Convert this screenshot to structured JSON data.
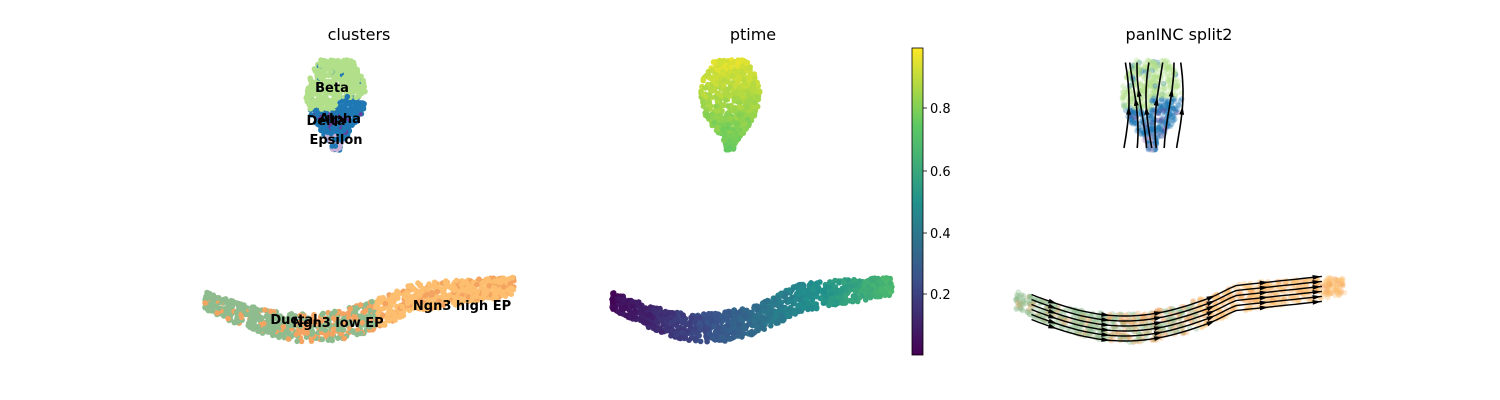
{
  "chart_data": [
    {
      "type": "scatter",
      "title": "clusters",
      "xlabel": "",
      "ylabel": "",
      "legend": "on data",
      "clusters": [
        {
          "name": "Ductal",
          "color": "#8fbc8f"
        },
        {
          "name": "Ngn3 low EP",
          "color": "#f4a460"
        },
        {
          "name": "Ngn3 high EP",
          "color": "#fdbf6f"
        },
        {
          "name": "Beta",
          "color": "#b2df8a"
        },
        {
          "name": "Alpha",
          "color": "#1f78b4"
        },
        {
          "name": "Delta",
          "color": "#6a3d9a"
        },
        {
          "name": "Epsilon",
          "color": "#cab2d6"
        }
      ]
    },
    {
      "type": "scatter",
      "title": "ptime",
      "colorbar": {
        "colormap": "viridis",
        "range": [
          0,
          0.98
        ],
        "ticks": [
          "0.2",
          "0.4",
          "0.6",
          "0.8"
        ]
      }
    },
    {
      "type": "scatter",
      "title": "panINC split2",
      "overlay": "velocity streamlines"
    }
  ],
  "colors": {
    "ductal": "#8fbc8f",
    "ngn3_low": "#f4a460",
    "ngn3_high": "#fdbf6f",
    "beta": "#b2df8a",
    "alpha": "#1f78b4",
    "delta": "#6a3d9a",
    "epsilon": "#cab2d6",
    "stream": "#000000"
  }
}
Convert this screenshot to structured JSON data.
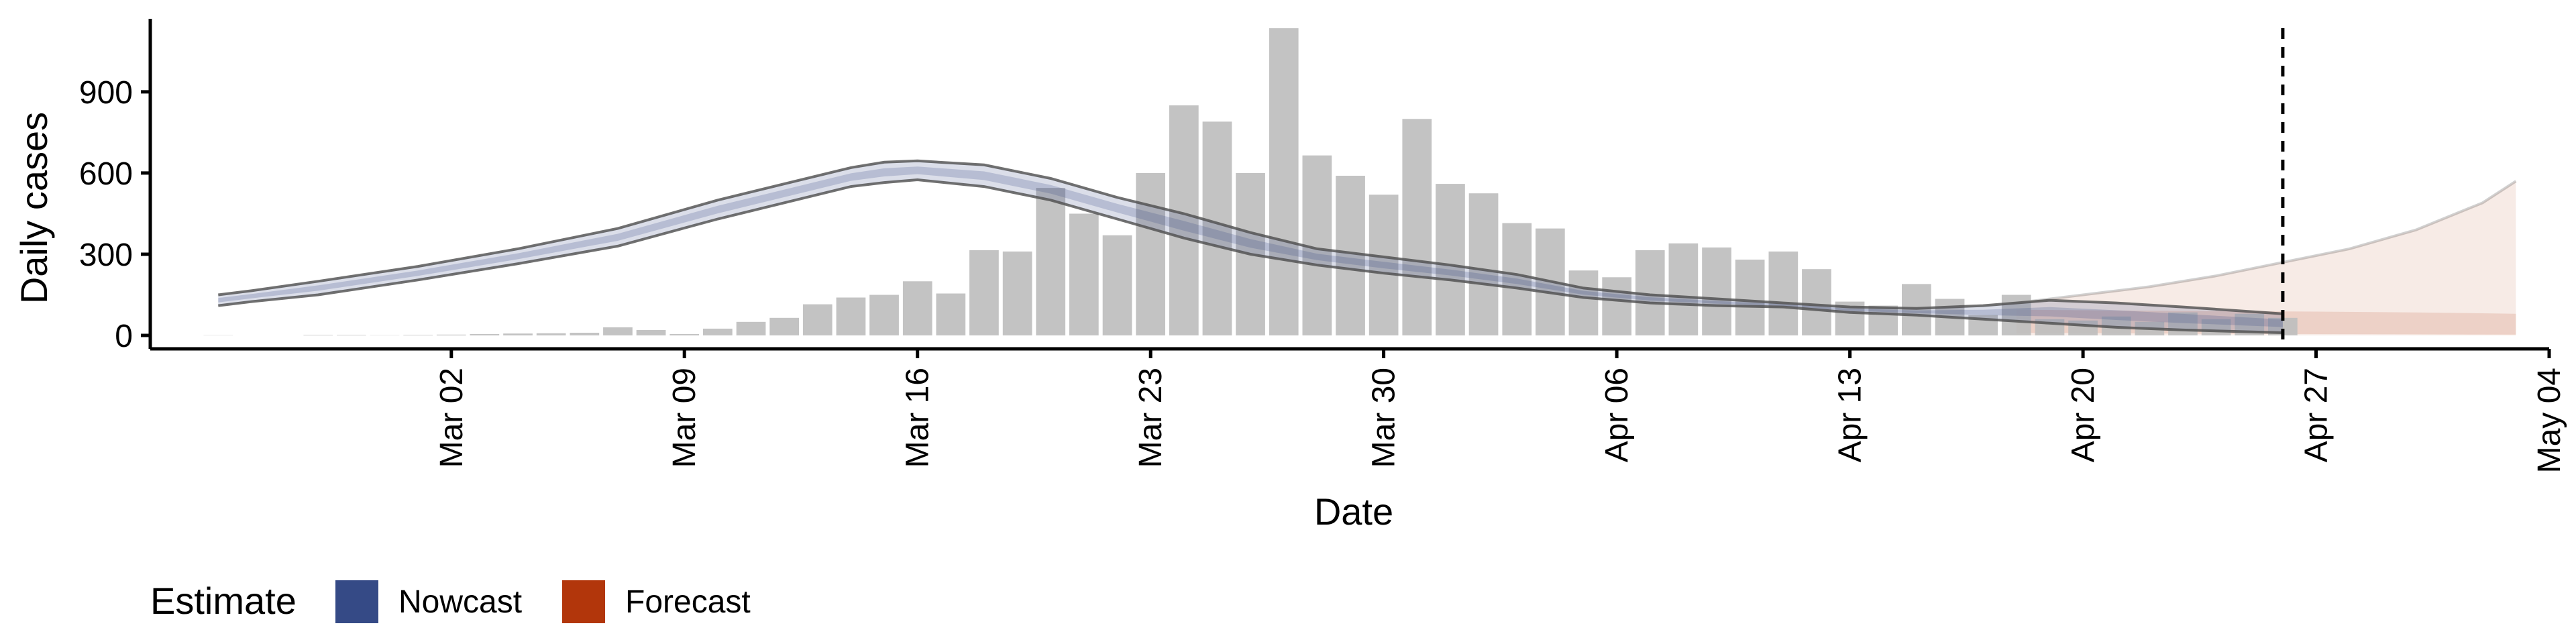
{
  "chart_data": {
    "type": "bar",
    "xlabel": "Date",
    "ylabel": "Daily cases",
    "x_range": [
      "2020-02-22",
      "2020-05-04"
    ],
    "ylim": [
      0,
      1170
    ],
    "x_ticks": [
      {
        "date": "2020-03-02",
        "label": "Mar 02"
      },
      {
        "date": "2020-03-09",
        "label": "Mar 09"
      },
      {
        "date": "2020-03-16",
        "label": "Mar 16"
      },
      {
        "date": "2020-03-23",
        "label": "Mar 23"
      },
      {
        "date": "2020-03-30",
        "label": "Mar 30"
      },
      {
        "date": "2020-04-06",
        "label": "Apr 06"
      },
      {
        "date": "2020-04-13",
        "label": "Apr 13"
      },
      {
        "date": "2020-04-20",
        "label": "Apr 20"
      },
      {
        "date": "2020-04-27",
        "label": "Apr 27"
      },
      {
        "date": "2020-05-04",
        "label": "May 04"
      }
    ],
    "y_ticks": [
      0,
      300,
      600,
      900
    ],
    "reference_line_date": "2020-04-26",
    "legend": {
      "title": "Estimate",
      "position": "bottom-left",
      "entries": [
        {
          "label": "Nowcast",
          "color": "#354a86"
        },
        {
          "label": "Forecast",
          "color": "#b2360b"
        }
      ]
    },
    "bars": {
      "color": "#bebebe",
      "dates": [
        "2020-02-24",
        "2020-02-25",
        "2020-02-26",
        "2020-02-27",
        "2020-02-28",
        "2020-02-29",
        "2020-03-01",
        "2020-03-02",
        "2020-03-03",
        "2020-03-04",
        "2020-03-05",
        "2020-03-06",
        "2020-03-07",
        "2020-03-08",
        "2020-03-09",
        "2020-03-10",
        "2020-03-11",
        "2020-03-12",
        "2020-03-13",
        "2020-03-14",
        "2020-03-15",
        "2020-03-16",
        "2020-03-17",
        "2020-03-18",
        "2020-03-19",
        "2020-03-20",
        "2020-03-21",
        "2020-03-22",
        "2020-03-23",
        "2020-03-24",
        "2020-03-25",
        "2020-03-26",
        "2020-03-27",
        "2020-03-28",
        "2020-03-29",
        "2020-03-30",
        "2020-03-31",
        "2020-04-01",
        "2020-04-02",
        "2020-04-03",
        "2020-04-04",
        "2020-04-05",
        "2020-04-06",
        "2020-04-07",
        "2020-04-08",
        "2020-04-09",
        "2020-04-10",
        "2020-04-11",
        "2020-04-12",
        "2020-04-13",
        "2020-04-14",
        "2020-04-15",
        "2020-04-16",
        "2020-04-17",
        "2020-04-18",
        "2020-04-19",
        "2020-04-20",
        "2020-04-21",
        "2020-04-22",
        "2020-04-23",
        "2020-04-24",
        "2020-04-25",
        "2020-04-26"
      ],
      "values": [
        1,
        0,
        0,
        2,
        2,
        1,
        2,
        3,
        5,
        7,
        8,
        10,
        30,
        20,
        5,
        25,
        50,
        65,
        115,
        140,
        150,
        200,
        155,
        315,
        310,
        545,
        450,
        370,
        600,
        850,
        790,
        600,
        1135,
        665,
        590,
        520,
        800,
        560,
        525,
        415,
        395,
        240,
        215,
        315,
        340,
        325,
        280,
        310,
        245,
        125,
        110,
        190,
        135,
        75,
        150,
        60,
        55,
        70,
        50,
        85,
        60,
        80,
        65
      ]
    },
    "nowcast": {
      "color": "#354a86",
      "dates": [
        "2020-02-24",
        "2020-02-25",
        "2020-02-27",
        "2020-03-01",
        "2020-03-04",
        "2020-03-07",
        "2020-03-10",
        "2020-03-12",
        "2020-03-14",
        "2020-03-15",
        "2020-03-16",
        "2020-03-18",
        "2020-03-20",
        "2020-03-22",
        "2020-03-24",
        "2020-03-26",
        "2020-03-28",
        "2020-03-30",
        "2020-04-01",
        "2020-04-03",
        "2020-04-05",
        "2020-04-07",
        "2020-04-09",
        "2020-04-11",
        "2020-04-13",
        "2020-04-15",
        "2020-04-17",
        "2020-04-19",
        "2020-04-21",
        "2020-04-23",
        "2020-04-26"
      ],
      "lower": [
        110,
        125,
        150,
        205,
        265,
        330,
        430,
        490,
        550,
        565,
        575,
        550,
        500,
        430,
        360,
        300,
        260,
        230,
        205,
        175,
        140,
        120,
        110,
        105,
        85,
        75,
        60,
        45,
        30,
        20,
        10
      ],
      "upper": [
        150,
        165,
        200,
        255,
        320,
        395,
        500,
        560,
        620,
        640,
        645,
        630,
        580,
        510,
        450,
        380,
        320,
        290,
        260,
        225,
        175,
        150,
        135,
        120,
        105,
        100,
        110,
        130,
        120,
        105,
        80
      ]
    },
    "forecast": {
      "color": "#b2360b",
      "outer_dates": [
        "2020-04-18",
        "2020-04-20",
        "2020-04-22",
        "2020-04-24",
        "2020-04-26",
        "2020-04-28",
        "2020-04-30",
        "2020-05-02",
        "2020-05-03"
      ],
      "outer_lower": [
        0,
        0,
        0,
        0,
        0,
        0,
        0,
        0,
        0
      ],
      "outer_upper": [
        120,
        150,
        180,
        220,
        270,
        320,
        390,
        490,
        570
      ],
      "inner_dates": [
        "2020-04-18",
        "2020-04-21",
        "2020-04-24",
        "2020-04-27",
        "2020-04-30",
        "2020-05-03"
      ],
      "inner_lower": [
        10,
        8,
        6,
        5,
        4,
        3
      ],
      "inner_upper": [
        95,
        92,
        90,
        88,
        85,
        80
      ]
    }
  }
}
____
## [The task]
Reproduce every record word for word. The copy must contain no pictures.

## [Task result]
Convert this screenshot to structured JSON data.
{
  "chart_data": [
    {
      "type": "scatter",
      "title": "clusters",
      "xlabel": "",
      "ylabel": "",
      "legend": "on data",
      "clusters": [
        {
          "name": "Ductal",
          "color": "#8fbc8f"
        },
        {
          "name": "Ngn3 low EP",
          "color": "#f4a460"
        },
        {
          "name": "Ngn3 high EP",
          "color": "#fdbf6f"
        },
        {
          "name": "Beta",
          "color": "#b2df8a"
        },
        {
          "name": "Alpha",
          "color": "#1f78b4"
        },
        {
          "name": "Delta",
          "color": "#6a3d9a"
        },
        {
          "name": "Epsilon",
          "color": "#cab2d6"
        }
      ]
    },
    {
      "type": "scatter",
      "title": "ptime",
      "colorbar": {
        "colormap": "viridis",
        "range": [
          0,
          0.98
        ],
        "ticks": [
          "0.2",
          "0.4",
          "0.6",
          "0.8"
        ]
      }
    },
    {
      "type": "scatter",
      "title": "panINC split2",
      "overlay": "velocity streamlines"
    }
  ],
  "colors": {
    "ductal": "#8fbc8f",
    "ngn3_low": "#f4a460",
    "ngn3_high": "#fdbf6f",
    "beta": "#b2df8a",
    "alpha": "#1f78b4",
    "delta": "#6a3d9a",
    "epsilon": "#cab2d6",
    "stream": "#000000"
  }
}
Convert this screenshot to structured JSON data.
{
  "chart_data": {
    "type": "bar",
    "xlabel": "Date",
    "ylabel": "Daily cases",
    "x_range": [
      "2020-02-22",
      "2020-05-04"
    ],
    "ylim": [
      0,
      1170
    ],
    "x_ticks": [
      {
        "date": "2020-03-02",
        "label": "Mar 02"
      },
      {
        "date": "2020-03-09",
        "label": "Mar 09"
      },
      {
        "date": "2020-03-16",
        "label": "Mar 16"
      },
      {
        "date": "2020-03-23",
        "label": "Mar 23"
      },
      {
        "date": "2020-03-30",
        "label": "Mar 30"
      },
      {
        "date": "2020-04-06",
        "label": "Apr 06"
      },
      {
        "date": "2020-04-13",
        "label": "Apr 13"
      },
      {
        "date": "2020-04-20",
        "label": "Apr 20"
      },
      {
        "date": "2020-04-27",
        "label": "Apr 27"
      },
      {
        "date": "2020-05-04",
        "label": "May 04"
      }
    ],
    "y_ticks": [
      0,
      300,
      600,
      900
    ],
    "reference_line_date": "2020-04-26",
    "legend": {
      "title": "Estimate",
      "position": "bottom-left",
      "entries": [
        {
          "label": "Nowcast",
          "color": "#354a86"
        },
        {
          "label": "Forecast",
          "color": "#b2360b"
        }
      ]
    },
    "bars": {
      "color": "#bebebe",
      "dates": [
        "2020-02-24",
        "2020-02-25",
        "2020-02-26",
        "2020-02-27",
        "2020-02-28",
        "2020-02-29",
        "2020-03-01",
        "2020-03-02",
        "2020-03-03",
        "2020-03-04",
        "2020-03-05",
        "2020-03-06",
        "2020-03-07",
        "2020-03-08",
        "2020-03-09",
        "2020-03-10",
        "2020-03-11",
        "2020-03-12",
        "2020-03-13",
        "2020-03-14",
        "2020-03-15",
        "2020-03-16",
        "2020-03-17",
        "2020-03-18",
        "2020-03-19",
        "2020-03-20",
        "2020-03-21",
        "2020-03-22",
        "2020-03-23",
        "2020-03-24",
        "2020-03-25",
        "2020-03-26",
        "2020-03-27",
        "2020-03-28",
        "2020-03-29",
        "2020-03-30",
        "2020-03-31",
        "2020-04-01",
        "2020-04-02",
        "2020-04-03",
        "2020-04-04",
        "2020-04-05",
        "2020-04-06",
        "2020-04-07",
        "2020-04-08",
        "2020-04-09",
        "2020-04-10",
        "2020-04-11",
        "2020-04-12",
        "2020-04-13",
        "2020-04-14",
        "2020-04-15",
        "2020-04-16",
        "2020-04-17",
        "2020-04-18",
        "2020-04-19",
        "2020-04-20",
        "2020-04-21",
        "2020-04-22",
        "2020-04-23",
        "2020-04-24",
        "2020-04-25",
        "2020-04-26"
      ],
      "values": [
        1,
        0,
        0,
        2,
        2,
        1,
        2,
        3,
        5,
        7,
        8,
        10,
        30,
        20,
        5,
        25,
        50,
        65,
        115,
        140,
        150,
        200,
        155,
        315,
        310,
        545,
        450,
        370,
        600,
        850,
        790,
        600,
        1135,
        665,
        590,
        520,
        800,
        560,
        525,
        415,
        395,
        240,
        215,
        315,
        340,
        325,
        280,
        310,
        245,
        125,
        110,
        190,
        135,
        75,
        150,
        60,
        55,
        70,
        50,
        85,
        60,
        80,
        65
      ]
    },
    "nowcast": {
      "color": "#354a86",
      "dates": [
        "2020-02-24",
        "2020-02-25",
        "2020-02-27",
        "2020-03-01",
        "2020-03-04",
        "2020-03-07",
        "2020-03-10",
        "2020-03-12",
        "2020-03-14",
        "2020-03-15",
        "2020-03-16",
        "2020-03-18",
        "2020-03-20",
        "2020-03-22",
        "2020-03-24",
        "2020-03-26",
        "2020-03-28",
        "2020-03-30",
        "2020-04-01",
        "2020-04-03",
        "2020-04-05",
        "2020-04-07",
        "2020-04-09",
        "2020-04-11",
        "2020-04-13",
        "2020-04-15",
        "2020-04-17",
        "2020-04-19",
        "2020-04-21",
        "2020-04-23",
        "2020-04-26"
      ],
      "lower": [
        110,
        125,
        150,
        205,
        265,
        330,
        430,
        490,
        550,
        565,
        575,
        550,
        500,
        430,
        360,
        300,
        260,
        230,
        205,
        175,
        140,
        120,
        110,
        105,
        85,
        75,
        60,
        45,
        30,
        20,
        10
      ],
      "upper": [
        150,
        165,
        200,
        255,
        320,
        395,
        500,
        560,
        620,
        640,
        645,
        630,
        580,
        510,
        450,
        380,
        320,
        290,
        260,
        225,
        175,
        150,
        135,
        120,
        105,
        100,
        110,
        130,
        120,
        105,
        80
      ]
    },
    "forecast": {
      "color": "#b2360b",
      "outer_dates": [
        "2020-04-18",
        "2020-04-20",
        "2020-04-22",
        "2020-04-24",
        "2020-04-26",
        "2020-04-28",
        "2020-04-30",
        "2020-05-02",
        "2020-05-03"
      ],
      "outer_lower": [
        0,
        0,
        0,
        0,
        0,
        0,
        0,
        0,
        0
      ],
      "outer_upper": [
        120,
        150,
        180,
        220,
        270,
        320,
        390,
        490,
        570
      ],
      "inner_dates": [
        "2020-04-18",
        "2020-04-21",
        "2020-04-24",
        "2020-04-27",
        "2020-04-30",
        "2020-05-03"
      ],
      "inner_lower": [
        10,
        8,
        6,
        5,
        4,
        3
      ],
      "inner_upper": [
        95,
        92,
        90,
        88,
        85,
        80
      ]
    }
  }
}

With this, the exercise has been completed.